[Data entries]
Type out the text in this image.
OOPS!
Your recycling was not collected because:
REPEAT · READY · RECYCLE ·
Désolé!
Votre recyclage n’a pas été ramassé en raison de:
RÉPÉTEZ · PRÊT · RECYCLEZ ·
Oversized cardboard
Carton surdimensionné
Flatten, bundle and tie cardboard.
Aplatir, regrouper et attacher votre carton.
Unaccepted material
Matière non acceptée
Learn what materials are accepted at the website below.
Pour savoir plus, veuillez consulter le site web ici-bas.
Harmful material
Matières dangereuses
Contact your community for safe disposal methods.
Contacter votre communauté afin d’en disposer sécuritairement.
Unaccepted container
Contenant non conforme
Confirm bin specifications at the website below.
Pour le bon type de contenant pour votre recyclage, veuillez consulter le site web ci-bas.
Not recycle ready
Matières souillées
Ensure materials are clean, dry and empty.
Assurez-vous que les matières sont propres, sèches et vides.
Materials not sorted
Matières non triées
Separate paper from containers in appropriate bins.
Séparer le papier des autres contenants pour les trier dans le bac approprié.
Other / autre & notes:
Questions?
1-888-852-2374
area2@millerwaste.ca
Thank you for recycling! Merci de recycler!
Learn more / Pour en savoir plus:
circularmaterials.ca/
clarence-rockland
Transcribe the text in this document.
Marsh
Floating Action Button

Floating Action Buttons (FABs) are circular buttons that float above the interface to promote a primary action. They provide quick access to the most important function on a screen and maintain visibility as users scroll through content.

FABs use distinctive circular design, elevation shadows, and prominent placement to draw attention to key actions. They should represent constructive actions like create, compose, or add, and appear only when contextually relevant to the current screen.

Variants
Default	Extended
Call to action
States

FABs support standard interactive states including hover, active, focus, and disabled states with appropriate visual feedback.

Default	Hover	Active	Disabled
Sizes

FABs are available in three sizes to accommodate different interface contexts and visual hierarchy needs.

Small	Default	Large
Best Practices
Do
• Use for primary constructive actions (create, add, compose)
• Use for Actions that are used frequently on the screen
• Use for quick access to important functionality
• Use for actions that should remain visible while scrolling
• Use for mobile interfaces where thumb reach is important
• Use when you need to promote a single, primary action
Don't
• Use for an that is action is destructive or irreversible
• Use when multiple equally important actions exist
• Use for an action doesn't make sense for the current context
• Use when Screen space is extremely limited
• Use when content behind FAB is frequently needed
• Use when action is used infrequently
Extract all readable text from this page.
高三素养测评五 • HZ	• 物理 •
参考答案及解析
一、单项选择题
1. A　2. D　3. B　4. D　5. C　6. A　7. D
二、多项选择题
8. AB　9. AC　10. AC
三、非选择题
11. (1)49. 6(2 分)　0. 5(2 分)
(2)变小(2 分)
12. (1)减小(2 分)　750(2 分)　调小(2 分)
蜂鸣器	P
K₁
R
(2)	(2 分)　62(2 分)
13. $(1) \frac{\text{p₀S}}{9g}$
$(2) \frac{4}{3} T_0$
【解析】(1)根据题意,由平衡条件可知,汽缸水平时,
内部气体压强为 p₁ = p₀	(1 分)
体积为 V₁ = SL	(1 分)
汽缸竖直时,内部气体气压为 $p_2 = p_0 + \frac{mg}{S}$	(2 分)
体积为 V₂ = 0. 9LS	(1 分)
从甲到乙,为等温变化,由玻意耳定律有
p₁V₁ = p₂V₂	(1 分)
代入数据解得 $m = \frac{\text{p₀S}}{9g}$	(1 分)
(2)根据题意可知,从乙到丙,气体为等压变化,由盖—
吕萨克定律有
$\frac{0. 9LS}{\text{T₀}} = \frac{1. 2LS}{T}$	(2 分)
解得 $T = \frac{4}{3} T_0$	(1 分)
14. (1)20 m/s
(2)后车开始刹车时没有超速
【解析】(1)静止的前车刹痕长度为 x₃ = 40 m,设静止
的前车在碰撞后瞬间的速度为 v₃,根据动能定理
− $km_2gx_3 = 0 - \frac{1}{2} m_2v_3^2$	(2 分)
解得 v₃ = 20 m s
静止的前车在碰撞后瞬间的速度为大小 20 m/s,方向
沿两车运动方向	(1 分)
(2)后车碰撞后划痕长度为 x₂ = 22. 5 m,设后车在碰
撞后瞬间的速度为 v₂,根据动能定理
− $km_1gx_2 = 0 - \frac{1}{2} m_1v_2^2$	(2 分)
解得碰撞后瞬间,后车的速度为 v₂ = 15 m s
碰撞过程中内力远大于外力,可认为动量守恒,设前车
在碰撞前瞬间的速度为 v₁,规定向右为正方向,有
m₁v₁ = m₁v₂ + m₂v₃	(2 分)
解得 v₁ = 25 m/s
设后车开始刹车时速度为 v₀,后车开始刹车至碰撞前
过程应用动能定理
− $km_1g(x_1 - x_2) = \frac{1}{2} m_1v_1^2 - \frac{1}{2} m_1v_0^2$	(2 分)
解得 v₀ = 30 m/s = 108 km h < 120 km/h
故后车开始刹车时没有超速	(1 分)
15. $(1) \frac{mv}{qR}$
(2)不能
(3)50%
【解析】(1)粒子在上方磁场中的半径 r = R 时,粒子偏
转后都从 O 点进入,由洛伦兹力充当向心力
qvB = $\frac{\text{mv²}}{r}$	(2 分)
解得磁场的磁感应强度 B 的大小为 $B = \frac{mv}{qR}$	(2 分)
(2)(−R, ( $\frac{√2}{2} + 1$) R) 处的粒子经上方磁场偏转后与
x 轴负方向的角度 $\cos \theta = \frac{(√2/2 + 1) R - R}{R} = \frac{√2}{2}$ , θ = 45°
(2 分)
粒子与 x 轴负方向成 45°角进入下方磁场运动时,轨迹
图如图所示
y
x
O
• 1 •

THE TASK: Give the number of lines in the records above that contain the word "quick". Reply with that number alone.

ANSWER TO THE PROBLEM: 2